[Dataset items]
◇ ◇ ◇ ◇
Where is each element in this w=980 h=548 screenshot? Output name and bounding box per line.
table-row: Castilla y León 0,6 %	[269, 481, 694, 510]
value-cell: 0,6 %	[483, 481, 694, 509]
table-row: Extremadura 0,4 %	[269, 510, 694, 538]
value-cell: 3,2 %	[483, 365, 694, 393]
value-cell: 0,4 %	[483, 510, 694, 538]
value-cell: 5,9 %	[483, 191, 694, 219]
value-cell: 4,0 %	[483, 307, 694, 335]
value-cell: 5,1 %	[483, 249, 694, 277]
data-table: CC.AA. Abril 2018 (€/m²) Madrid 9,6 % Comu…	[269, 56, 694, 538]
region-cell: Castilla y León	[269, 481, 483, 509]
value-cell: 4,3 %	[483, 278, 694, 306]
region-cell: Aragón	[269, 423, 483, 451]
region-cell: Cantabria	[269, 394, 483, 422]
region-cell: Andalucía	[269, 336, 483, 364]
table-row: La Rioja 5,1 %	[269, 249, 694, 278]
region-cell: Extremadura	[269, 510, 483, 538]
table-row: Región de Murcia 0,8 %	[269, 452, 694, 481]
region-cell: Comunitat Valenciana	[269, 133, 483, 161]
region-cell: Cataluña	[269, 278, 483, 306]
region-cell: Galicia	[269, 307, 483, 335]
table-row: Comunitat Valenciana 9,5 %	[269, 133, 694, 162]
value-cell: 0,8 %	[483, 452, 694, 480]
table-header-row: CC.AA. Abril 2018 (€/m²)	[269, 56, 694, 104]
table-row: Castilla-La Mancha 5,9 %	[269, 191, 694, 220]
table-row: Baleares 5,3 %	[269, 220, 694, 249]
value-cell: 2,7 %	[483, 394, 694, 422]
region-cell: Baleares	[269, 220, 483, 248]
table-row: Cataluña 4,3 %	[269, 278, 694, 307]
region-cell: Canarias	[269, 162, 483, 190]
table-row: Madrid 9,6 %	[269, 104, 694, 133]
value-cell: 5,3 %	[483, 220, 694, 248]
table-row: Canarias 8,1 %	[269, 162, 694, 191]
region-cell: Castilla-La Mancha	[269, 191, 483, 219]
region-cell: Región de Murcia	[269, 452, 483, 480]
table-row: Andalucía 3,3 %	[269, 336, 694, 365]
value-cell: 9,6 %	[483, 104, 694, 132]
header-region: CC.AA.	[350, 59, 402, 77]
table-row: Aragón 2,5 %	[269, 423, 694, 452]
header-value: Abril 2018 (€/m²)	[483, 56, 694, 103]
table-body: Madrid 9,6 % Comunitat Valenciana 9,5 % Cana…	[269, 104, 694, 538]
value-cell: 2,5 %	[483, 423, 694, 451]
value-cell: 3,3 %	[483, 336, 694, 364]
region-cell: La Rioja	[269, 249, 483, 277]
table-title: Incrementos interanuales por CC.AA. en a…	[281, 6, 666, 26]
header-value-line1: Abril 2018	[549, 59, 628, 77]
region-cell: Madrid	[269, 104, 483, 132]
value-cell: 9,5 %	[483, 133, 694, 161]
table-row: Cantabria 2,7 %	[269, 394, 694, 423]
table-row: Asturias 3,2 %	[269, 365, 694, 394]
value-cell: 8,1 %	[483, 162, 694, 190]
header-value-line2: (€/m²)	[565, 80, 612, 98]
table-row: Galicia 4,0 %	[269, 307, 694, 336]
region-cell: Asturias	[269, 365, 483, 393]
◇ ◇ ◇ ◇
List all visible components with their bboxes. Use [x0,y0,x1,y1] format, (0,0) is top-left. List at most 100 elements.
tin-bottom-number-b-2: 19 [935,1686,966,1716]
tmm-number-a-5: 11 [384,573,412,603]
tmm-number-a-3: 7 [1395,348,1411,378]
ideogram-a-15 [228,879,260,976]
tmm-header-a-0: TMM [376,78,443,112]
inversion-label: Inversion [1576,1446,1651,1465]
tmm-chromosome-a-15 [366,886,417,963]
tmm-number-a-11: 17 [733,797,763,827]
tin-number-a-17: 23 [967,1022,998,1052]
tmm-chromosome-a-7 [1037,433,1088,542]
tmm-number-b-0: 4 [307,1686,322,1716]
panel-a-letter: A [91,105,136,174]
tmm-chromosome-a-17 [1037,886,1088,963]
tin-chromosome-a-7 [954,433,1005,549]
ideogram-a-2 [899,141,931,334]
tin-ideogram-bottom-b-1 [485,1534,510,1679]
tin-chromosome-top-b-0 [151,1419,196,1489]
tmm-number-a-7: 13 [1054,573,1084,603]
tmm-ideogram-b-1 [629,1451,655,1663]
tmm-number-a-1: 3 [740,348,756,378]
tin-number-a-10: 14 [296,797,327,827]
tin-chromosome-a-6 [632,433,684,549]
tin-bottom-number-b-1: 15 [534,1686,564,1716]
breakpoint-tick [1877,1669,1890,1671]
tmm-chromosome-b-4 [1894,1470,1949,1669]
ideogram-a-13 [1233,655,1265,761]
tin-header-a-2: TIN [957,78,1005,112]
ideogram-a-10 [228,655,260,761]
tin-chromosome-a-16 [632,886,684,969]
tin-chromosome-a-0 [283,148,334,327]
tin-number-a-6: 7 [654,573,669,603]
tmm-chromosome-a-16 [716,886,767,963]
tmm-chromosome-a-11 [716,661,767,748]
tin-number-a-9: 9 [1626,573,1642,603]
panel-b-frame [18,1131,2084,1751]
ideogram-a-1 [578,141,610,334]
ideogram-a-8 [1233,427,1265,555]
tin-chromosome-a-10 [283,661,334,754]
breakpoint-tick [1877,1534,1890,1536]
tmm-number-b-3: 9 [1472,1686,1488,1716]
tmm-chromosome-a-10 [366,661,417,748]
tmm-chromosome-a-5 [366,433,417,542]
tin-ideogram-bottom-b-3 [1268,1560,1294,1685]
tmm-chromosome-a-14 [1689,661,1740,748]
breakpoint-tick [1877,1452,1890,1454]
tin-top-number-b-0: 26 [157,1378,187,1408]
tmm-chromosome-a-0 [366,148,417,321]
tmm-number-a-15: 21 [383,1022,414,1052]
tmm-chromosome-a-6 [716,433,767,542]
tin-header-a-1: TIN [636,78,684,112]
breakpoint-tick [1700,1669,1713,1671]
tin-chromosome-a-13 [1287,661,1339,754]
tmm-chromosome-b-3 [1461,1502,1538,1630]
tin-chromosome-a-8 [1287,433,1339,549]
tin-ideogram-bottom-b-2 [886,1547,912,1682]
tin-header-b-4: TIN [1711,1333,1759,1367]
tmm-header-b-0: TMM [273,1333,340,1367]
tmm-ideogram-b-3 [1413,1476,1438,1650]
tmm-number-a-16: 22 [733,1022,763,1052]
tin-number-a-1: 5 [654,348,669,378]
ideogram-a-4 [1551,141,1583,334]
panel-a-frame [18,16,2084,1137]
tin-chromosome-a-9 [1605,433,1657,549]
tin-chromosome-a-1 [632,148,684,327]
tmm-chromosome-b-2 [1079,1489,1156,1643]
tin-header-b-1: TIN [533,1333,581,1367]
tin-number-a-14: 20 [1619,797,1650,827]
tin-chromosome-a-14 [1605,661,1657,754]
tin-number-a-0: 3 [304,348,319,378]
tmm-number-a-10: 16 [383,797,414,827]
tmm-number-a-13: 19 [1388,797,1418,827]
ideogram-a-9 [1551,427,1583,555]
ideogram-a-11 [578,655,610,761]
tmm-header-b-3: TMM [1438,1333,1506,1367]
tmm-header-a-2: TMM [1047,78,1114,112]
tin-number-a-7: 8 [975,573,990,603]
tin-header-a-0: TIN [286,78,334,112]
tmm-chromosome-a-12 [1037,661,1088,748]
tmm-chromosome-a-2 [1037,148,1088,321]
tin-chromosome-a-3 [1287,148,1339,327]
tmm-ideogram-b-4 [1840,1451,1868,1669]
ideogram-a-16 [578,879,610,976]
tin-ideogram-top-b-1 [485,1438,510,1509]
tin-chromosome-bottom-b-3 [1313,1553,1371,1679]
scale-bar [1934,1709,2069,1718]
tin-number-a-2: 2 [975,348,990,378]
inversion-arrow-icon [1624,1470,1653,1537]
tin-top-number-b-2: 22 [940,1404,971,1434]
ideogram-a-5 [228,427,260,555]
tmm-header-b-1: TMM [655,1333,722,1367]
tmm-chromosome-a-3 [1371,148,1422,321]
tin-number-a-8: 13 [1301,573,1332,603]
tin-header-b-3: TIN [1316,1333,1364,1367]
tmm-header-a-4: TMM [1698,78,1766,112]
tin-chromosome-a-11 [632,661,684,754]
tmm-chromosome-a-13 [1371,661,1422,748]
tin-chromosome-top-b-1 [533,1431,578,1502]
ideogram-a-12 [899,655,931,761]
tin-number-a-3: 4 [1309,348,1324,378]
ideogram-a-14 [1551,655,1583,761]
◇ ◇ ◇ ◇
### [PROBLEM TO WORK ON]
Return the lines of the records verbatim, beginning at the line that contains "Where is each" and stopping after the line that contains "table-row: Región de".

### [OUTPUT]
Where is each element in this w=980 h=548 screenshot? Output name and bounding box per line.
table-row: Castilla y León 0,6 %	[269, 481, 694, 510]
value-cell: 0,6 %	[483, 481, 694, 509]
table-row: Extremadura 0,4 %	[269, 510, 694, 538]
value-cell: 3,2 %	[483, 365, 694, 393]
value-cell: 0,4 %	[483, 510, 694, 538]
value-cell: 5,9 %	[483, 191, 694, 219]
value-cell: 4,0 %	[483, 307, 694, 335]
value-cell: 5,1 %	[483, 249, 694, 277]
data-table: CC.AA. Abril 2018 (€/m²) Madrid 9,6 % Comu…	[269, 56, 694, 538]
region-cell: Castilla y León	[269, 481, 483, 509]
value-cell: 4,3 %	[483, 278, 694, 306]
region-cell: Aragón	[269, 423, 483, 451]
region-cell: Cantabria	[269, 394, 483, 422]
region-cell: Andalucía	[269, 336, 483, 364]
table-row: La Rioja 5,1 %	[269, 249, 694, 278]
region-cell: Extremadura	[269, 510, 483, 538]
table-row: Región de Murcia 0,8 %	[269, 452, 694, 481]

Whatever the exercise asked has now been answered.